-------- Document passage --------

Obtaining access to an unencrypted copy of one’s private key completely compromises the security of key-based SSH authentication, so the security of one’s private key is foundational to securing this form of authentication.

Private keys are commonly secured with a password-based encryption, but for some years now I have used a more physical means of securing access: my private key is stored on an encrypted flash drive which lives on my physical keyring and is detached from the computer when not in use. The private key is symlinked from a local folder so that it is not necessary to specify the identify file each time an SSH session is initiated. This configuration has the following advantages:

  • Enables transportation of a single private key between multiple workstations or laptops. Untrusted hosts will not be able to decrypt the flash drive without the passphrase.
  • Disk encryption key can be very long and difficult to crack, mitigating the risk of compromise in the event of a stolen or lost USB key, and providing an additional layer of encryption that must be broken to access the private key.
  • Theft of the flash drive is easily discovered, but recovering from theft does require one to store a duplicate flash drive in a secure location.

#Howto This guide is written for Ubuntu 14.04 LTS, where encryption of external drives is trivial. The guide likely applies to other Linux distributions as well.

  1. Obtain a USB flash drive. The drive should be compact and easily attached to a physical keyring; something like the LaCie PetiteKey works well.

  2. Generate a secure disk encryption passphrase with pwgen. You will need this passphrase for each computer on which you wish to use the private key.

  3. Encrypt the USB flash drive. There are many tutorials for this. I recommend giving the encrypted volume a meaningful name like secure-key.

It’s considered less secure to have the computer remember the encryption passphrase, but I recommend doing so if you directly control the computer. Remembering the encryption passphrase allows you to specify a longer, more secure passphrase than what you could reasonably enter by hand, and makes the process of activating key-based authentication much more streamlined and usable.

  1. In a terminal, create a .ssh folder on the flash drive. In Ubuntu, this mount point will be /media/<username>/<disk_label>:

     $ mkdir /media/caleb/secure-key/.ssh
  2. Fix the directory permissions of the .ssh folder:

     $ chmod -R 0700 /media/caleb/secure-key/.ssh
  3. In a terminal, symlink your user’s local .ssh folder to the .ssh folder on the encrypted flash drive:

     $ ln -sf /media/caleb/secure-key/.ssh /home/caleb/.ssh

If you already have an existing .ssh folder with contents you wish to keep, simply rename the folder and move its contents after creating the symlink.

--------

▶ [Work instructions]:
1) Transcribe the guide to keeping an SSH private key on an encrypted flash drive from "1. Obtain a" up to and including "streamlined and usable.".
2) Pick up the guide to keeping an SSH private key on an encrypted flash drive at the point where it ends, and write its continuation.

-------- Records shown --------

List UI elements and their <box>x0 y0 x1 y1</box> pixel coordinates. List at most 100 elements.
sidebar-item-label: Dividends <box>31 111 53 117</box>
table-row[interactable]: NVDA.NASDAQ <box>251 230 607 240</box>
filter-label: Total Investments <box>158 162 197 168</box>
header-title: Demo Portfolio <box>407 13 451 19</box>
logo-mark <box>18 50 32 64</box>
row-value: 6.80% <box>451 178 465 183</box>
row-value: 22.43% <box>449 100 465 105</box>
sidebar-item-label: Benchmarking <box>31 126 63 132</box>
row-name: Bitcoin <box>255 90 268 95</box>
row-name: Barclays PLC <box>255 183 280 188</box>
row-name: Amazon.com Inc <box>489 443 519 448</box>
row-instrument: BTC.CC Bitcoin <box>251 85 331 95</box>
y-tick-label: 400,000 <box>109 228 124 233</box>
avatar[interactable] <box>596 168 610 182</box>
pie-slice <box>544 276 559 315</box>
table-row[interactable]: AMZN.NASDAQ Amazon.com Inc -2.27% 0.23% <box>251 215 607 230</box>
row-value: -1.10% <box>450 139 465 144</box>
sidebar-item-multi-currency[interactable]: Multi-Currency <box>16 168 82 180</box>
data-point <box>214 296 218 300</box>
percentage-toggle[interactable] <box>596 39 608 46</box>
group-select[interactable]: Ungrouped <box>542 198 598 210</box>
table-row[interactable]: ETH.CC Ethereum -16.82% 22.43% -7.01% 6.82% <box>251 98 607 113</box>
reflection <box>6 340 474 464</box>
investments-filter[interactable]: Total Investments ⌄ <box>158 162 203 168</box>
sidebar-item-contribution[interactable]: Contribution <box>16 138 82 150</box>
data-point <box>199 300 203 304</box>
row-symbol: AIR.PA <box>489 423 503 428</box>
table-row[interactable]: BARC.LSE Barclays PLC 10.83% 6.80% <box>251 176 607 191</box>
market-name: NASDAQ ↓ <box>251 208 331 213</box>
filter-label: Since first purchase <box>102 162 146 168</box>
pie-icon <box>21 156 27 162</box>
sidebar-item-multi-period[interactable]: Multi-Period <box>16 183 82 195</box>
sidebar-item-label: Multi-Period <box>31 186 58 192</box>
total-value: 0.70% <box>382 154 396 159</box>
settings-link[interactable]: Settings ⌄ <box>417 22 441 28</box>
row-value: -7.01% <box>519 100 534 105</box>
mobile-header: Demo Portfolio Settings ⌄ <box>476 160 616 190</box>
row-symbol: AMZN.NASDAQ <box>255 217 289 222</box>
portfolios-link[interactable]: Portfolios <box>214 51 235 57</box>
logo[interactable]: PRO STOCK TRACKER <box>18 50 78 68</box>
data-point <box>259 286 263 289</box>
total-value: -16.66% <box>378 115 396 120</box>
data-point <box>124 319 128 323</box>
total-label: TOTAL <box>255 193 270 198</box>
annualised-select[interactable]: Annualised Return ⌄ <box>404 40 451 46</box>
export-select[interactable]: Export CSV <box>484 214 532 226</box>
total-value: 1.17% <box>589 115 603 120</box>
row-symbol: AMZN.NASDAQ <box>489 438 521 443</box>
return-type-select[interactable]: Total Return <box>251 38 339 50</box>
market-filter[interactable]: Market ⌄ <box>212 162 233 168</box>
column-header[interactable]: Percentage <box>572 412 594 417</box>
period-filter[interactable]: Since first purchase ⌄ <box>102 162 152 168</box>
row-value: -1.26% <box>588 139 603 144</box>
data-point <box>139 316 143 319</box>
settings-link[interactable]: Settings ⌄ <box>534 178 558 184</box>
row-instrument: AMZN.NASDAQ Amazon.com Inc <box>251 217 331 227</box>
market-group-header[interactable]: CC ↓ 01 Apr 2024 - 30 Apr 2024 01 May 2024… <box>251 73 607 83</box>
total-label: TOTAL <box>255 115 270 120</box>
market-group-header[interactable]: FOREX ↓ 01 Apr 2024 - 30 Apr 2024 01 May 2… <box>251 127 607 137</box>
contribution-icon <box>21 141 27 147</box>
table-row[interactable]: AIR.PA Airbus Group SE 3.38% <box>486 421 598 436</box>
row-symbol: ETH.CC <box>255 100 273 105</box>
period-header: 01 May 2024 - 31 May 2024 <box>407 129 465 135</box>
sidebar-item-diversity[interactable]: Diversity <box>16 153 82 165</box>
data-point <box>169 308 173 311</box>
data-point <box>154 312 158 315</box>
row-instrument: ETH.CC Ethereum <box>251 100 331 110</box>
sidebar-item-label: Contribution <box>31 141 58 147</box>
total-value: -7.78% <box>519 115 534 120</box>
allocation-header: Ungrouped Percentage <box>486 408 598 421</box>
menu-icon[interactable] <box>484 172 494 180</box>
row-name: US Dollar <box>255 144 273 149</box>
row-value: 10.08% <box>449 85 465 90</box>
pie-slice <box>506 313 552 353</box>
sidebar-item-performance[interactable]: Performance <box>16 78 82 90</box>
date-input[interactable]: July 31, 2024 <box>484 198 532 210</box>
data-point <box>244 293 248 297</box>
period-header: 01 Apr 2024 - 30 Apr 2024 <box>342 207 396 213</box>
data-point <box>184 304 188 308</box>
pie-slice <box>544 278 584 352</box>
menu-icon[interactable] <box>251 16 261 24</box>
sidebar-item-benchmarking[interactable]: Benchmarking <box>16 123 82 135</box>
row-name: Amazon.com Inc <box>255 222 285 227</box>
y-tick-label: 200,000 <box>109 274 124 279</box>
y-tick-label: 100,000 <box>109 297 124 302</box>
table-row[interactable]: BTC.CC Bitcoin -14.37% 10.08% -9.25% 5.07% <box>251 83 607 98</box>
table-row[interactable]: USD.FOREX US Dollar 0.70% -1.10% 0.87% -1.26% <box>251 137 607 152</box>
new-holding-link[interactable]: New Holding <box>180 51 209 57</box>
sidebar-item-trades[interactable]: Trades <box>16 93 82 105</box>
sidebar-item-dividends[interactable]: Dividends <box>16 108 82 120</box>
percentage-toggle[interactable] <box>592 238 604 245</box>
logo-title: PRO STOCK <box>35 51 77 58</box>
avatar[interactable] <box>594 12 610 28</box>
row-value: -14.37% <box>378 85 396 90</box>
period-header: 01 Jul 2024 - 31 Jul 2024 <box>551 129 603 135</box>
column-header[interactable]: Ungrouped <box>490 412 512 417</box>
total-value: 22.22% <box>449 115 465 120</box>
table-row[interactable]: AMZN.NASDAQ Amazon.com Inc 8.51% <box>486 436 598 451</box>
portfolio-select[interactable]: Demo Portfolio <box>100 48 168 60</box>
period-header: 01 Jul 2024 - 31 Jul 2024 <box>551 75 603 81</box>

--------

▶ [Answers by item]:
1)
1. Obtain a USB flash drive. The drive should be compact and easily attached to a physical keyring; something like the LaCie PetiteKey works well.

  2. Generate a secure disk encryption passphrase with pwgen. You will need this passphrase for each computer on which you wish to use the private key.

  3. Encrypt the USB flash drive. There are many tutorials for this. I recommend giving the encrypted volume a meaningful name like secure-key.

It’s considered less secure to have the computer remember the encryption passphrase, but I recommend doing so if you directly control the computer. Remembering the encryption passphrase allows you to specify a longer, more secure passphrase than what you could reasonably enter by hand, and makes the process of activating key-based authentication much more streamlined and usable.

2)
  1. Generate an SSH key if you don’t already have one:

     $ ssh-keygen -t rsa

Be sure to specify a strong passphrase when prompted to do so. I do not recommend caching this passphrase.

  1. Verify the key exists on your flash drive:

     $ ls -al /media/caleb/secure-key/.ssh
     -rw-------  1 caleb caleb   751 Dec  4  2011 id_dsa
     -rw-r--r--  1 caleb caleb   610 Apr 19  2010 id_dsa.pub
     -rw-------  1 caleb caleb  1766 Aug  4  2011 id_rsa
     -rw-r--r--  1 caleb caleb   410 Oct 22  2010 id_rsa.pub

If all is well, you now have a physical layer of security for your SSH key.

  1. (Optional, but strongly recommended) Make a backup of the flash drive in case your primary key is lost or stolen.

#Usage To disable key-based authentication, simply remove the USB flash drive (safely or otherwise) and attach it to your key chain. To re-enable key-based authentication, re-attach the USB flash drive. You should be prompted for the disk-level encryption passphrase unless you elected to have your computer remember the encryption passphrase.

#Environment Tweaks Alternative windows managers may require some magic to automatically mount the encrypted flash drive. For instance, when using Gnome together with Xmonad, one must add the following line to /usr/share/gnome-session/sessions/xmonad.session


However, doing so will cause another issue where the battery indicator will no longer be displayed. To get the battery indicator back, remove or disable the line NotShowIn=Unity; in the file /etc/xdg/autostart/indicator-power.desktop.